■ **The task**: In the data below, find each line containing the string "JSON" and return it.

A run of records
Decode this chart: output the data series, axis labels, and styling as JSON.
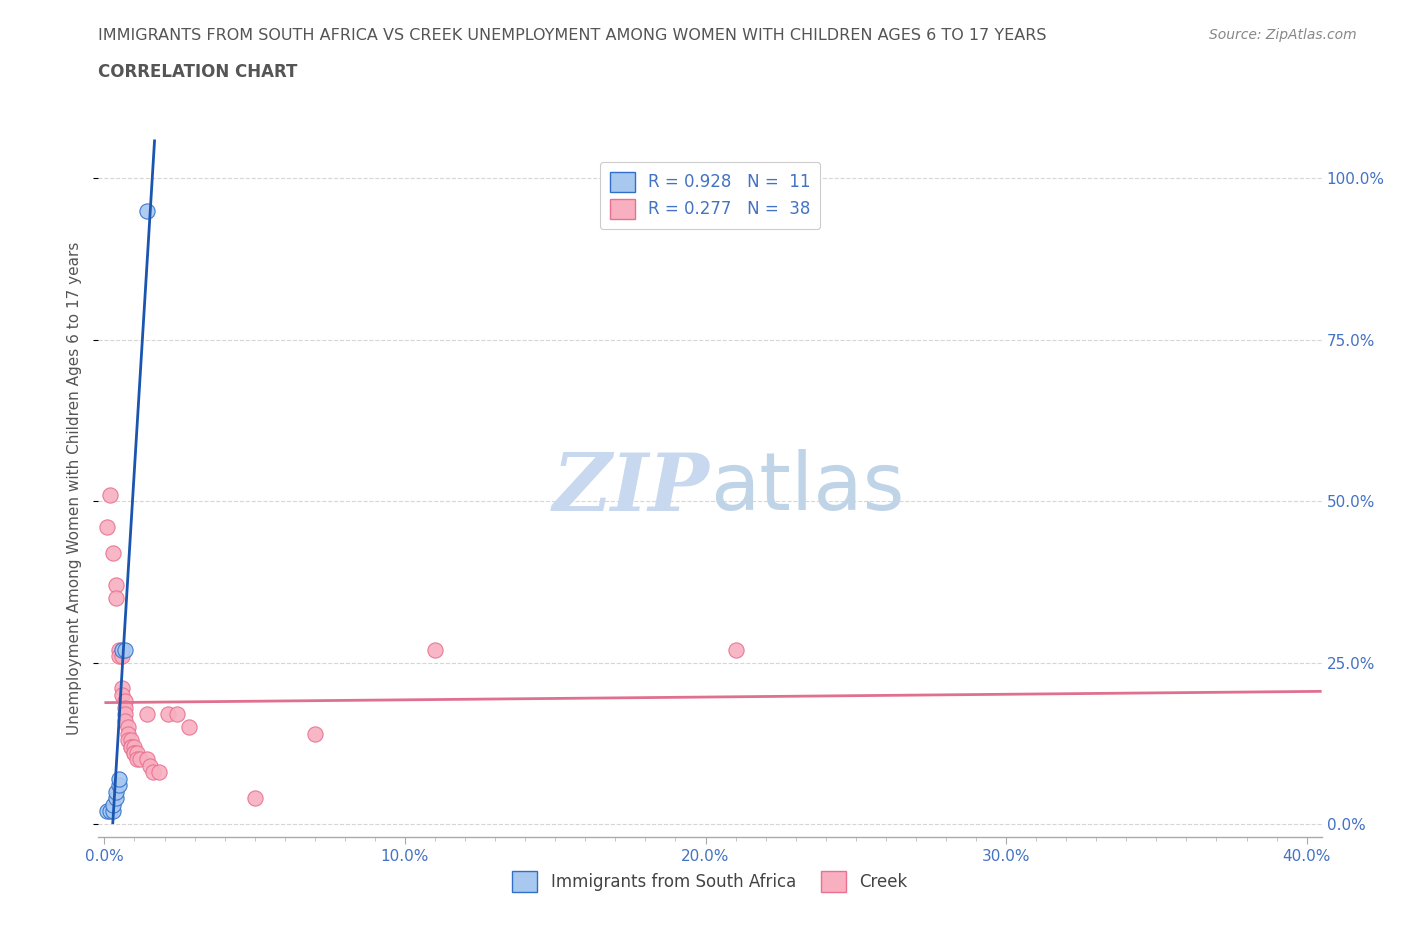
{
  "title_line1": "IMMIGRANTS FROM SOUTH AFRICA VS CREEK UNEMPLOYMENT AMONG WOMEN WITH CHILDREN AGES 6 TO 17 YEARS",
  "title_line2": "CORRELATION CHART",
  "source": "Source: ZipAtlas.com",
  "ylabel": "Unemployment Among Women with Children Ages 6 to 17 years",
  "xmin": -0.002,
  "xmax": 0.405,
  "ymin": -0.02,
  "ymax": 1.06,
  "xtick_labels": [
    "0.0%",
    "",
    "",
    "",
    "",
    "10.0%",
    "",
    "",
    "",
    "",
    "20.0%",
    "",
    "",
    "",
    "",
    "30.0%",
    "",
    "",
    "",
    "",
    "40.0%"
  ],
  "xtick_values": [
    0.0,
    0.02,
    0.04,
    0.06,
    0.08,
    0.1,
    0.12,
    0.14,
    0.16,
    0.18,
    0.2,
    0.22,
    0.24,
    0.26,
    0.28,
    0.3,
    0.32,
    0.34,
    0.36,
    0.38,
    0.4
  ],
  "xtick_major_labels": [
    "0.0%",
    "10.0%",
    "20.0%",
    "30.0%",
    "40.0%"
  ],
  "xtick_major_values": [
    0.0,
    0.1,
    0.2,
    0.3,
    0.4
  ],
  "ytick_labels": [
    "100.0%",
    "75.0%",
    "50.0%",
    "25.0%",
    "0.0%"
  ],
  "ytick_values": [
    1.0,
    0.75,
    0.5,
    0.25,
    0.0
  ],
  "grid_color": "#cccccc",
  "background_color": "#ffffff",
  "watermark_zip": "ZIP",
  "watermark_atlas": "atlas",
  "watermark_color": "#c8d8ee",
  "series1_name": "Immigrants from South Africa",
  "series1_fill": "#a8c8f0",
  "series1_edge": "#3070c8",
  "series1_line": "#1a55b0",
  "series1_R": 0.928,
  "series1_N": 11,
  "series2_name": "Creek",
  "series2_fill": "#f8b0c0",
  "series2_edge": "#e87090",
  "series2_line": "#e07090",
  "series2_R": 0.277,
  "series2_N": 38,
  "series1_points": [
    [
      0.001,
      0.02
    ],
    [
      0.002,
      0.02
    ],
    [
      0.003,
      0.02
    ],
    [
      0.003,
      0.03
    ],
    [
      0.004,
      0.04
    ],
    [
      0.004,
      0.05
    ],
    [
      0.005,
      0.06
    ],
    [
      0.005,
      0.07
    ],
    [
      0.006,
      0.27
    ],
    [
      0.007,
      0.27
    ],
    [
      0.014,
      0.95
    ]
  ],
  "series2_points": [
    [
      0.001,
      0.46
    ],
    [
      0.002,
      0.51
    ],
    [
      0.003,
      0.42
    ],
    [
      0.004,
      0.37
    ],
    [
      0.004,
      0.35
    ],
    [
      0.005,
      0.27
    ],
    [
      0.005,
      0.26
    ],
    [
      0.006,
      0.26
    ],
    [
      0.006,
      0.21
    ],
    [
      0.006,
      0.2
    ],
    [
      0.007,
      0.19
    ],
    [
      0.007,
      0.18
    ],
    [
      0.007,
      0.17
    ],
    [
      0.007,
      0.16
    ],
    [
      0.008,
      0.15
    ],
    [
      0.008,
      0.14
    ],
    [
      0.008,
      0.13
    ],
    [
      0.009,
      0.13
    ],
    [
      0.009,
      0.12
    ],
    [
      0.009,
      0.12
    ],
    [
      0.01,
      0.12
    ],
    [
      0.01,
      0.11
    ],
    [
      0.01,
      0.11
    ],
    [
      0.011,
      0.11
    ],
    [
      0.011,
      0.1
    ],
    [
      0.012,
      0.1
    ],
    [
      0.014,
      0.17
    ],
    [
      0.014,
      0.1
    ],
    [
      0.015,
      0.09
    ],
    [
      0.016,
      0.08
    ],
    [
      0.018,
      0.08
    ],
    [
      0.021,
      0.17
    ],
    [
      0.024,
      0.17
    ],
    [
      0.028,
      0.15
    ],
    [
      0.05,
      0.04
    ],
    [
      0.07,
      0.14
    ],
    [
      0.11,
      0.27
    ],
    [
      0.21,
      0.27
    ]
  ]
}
==
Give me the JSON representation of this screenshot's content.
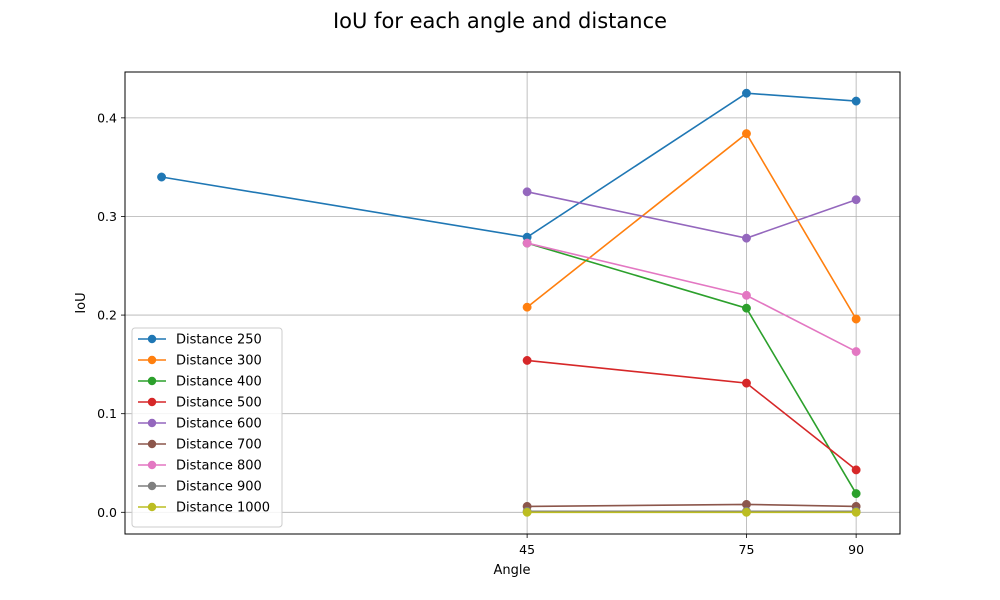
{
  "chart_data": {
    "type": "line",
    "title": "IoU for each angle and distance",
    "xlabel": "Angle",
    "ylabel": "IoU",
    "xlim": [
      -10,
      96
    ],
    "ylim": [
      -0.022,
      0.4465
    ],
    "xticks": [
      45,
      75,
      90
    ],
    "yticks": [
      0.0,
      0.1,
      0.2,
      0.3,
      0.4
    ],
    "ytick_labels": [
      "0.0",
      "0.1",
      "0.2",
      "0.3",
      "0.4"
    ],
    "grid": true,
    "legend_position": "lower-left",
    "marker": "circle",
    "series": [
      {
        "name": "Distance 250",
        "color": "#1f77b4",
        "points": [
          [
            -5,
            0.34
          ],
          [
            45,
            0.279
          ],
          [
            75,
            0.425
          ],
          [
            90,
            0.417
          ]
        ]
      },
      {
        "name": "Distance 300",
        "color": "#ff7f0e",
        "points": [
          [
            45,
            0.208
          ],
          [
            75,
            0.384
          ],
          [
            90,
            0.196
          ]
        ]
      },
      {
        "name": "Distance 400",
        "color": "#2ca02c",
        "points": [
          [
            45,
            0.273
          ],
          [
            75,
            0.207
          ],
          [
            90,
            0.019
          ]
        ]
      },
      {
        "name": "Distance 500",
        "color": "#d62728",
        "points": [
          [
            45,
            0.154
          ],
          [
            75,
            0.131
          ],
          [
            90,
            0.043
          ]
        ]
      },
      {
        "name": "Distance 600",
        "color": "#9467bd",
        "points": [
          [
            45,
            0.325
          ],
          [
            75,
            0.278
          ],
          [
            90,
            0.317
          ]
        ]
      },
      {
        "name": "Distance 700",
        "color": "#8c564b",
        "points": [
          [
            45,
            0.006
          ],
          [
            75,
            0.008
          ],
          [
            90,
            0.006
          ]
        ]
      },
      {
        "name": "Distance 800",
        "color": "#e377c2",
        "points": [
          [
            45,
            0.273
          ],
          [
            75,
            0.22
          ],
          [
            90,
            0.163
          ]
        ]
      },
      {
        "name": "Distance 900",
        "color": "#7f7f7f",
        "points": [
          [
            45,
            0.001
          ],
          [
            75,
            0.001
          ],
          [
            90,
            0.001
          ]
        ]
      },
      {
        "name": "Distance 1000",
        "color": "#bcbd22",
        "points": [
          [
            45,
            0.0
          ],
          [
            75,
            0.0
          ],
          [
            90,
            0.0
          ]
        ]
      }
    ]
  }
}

■ **Exercise result**:
Decode this chart: output the data series, axis labels, and styling as JSON.
Give me the JSON representation of this screenshot's content.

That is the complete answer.